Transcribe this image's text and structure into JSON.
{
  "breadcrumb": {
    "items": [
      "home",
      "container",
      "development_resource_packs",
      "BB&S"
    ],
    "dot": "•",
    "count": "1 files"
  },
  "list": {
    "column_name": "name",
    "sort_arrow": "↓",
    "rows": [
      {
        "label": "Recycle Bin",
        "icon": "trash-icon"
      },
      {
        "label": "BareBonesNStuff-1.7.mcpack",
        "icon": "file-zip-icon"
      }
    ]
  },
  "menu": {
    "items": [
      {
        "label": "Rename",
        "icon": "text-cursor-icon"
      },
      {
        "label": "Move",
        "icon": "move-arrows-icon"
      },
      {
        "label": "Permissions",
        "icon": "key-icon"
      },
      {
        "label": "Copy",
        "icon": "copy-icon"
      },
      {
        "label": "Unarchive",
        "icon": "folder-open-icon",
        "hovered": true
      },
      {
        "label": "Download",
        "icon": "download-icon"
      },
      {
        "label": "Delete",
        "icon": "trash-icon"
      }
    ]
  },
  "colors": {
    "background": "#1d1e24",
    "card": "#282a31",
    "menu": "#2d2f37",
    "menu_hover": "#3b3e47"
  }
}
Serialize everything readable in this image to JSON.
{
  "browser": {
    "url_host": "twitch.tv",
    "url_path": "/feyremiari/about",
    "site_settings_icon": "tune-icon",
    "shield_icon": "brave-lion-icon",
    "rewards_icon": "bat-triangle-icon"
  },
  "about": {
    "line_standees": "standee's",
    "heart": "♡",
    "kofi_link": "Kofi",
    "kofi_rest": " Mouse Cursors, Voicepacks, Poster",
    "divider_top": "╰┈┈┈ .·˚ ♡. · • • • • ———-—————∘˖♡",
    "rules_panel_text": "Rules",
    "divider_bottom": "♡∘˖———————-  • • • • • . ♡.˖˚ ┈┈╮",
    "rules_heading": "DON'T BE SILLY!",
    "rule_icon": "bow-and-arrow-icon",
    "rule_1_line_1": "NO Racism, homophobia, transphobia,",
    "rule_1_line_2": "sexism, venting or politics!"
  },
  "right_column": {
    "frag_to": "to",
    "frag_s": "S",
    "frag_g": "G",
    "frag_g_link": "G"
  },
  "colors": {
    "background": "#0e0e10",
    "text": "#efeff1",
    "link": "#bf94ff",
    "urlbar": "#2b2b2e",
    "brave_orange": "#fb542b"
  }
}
=====
- Stated goal: Print every entry exactly as it appears.

- Complete response:
Transcribe this image's text and structure into JSON.
{
  "breadcrumb": {
    "items": [
      "home",
      "container",
      "development_resource_packs",
      "BB&S"
    ],
    "dot": "•",
    "count": "1 files"
  },
  "list": {
    "column_name": "name",
    "sort_arrow": "↓",
    "rows": [
      {
        "label": "Recycle Bin",
        "icon": "trash-icon"
      },
      {
        "label": "BareBonesNStuff-1.7.mcpack",
        "icon": "file-zip-icon"
      }
    ]
  },
  "menu": {
    "items": [
      {
        "label": "Rename",
        "icon": "text-cursor-icon"
      },
      {
        "label": "Move",
        "icon": "move-arrows-icon"
      },
      {
        "label": "Permissions",
        "icon": "key-icon"
      },
      {
        "label": "Copy",
        "icon": "copy-icon"
      },
      {
        "label": "Unarchive",
        "icon": "folder-open-icon",
        "hovered": true
      },
      {
        "label": "Download",
        "icon": "download-icon"
      },
      {
        "label": "Delete",
        "icon": "trash-icon"
      }
    ]
  },
  "colors": {
    "background": "#1d1e24",
    "card": "#282a31",
    "menu": "#2d2f37",
    "menu_hover": "#3b3e47"
  }
}
Serialize everything readable in this image to JSON.
{
  "browser": {
    "url_host": "twitch.tv",
    "url_path": "/feyremiari/about",
    "site_settings_icon": "tune-icon",
    "shield_icon": "brave-lion-icon",
    "rewards_icon": "bat-triangle-icon"
  },
  "about": {
    "line_standees": "standee's",
    "heart": "♡",
    "kofi_link": "Kofi",
    "kofi_rest": " Mouse Cursors, Voicepacks, Poster",
    "divider_top": "╰┈┈┈ .·˚ ♡. · • • • • ———-—————∘˖♡",
    "rules_panel_text": "Rules",
    "divider_bottom": "♡∘˖———————-  • • • • • . ♡.˖˚ ┈┈╮",
    "rules_heading": "DON'T BE SILLY!",
    "rule_icon": "bow-and-arrow-icon",
    "rule_1_line_1": "NO Racism, homophobia, transphobia,",
    "rule_1_line_2": "sexism, venting or politics!"
  },
  "right_column": {
    "frag_to": "to",
    "frag_s": "S",
    "frag_g": "G",
    "frag_g_link": "G"
  },
  "colors": {
    "background": "#0e0e10",
    "text": "#efeff1",
    "link": "#bf94ff",
    "urlbar": "#2b2b2e",
    "brave_orange": "#fb542b"
  }
}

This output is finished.